[Records from a data source]
□ □ □
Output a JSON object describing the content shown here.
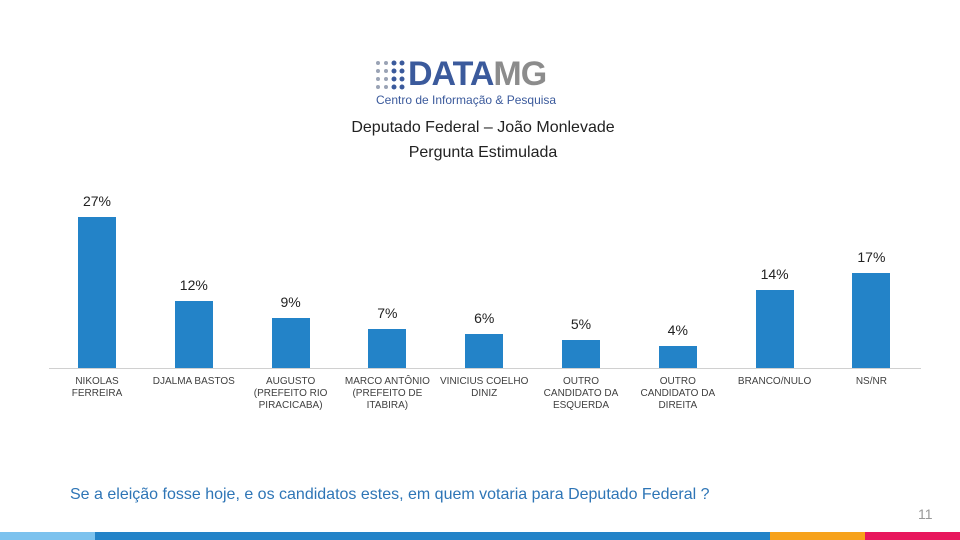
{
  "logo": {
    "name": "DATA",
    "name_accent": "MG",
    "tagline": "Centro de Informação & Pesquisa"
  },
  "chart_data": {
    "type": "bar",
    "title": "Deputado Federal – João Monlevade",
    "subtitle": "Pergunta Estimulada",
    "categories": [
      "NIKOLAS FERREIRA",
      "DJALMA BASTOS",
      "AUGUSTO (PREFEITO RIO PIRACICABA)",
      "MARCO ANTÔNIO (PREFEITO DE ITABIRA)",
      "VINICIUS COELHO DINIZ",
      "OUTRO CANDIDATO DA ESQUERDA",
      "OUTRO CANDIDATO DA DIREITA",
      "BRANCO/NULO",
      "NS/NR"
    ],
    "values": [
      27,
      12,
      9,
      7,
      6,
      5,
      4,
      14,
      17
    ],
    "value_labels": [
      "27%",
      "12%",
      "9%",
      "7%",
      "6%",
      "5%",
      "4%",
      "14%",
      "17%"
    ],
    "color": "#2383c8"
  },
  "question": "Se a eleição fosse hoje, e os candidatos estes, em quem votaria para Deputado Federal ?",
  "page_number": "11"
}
□ □ □
The problem = Transcribe the material exactly, and leave out whatever pictures it holds.

Result of the task =
Output a JSON object describing the content shown here.
{
  "logo": {
    "name": "DATA",
    "name_accent": "MG",
    "tagline": "Centro de Informação & Pesquisa"
  },
  "chart_data": {
    "type": "bar",
    "title": "Deputado Federal – João Monlevade",
    "subtitle": "Pergunta Estimulada",
    "categories": [
      "NIKOLAS FERREIRA",
      "DJALMA BASTOS",
      "AUGUSTO (PREFEITO RIO PIRACICABA)",
      "MARCO ANTÔNIO (PREFEITO DE ITABIRA)",
      "VINICIUS COELHO DINIZ",
      "OUTRO CANDIDATO DA ESQUERDA",
      "OUTRO CANDIDATO DA DIREITA",
      "BRANCO/NULO",
      "NS/NR"
    ],
    "values": [
      27,
      12,
      9,
      7,
      6,
      5,
      4,
      14,
      17
    ],
    "value_labels": [
      "27%",
      "12%",
      "9%",
      "7%",
      "6%",
      "5%",
      "4%",
      "14%",
      "17%"
    ],
    "color": "#2383c8"
  },
  "question": "Se a eleição fosse hoje, e os candidatos estes, em quem votaria para Deputado Federal ?",
  "page_number": "11"
}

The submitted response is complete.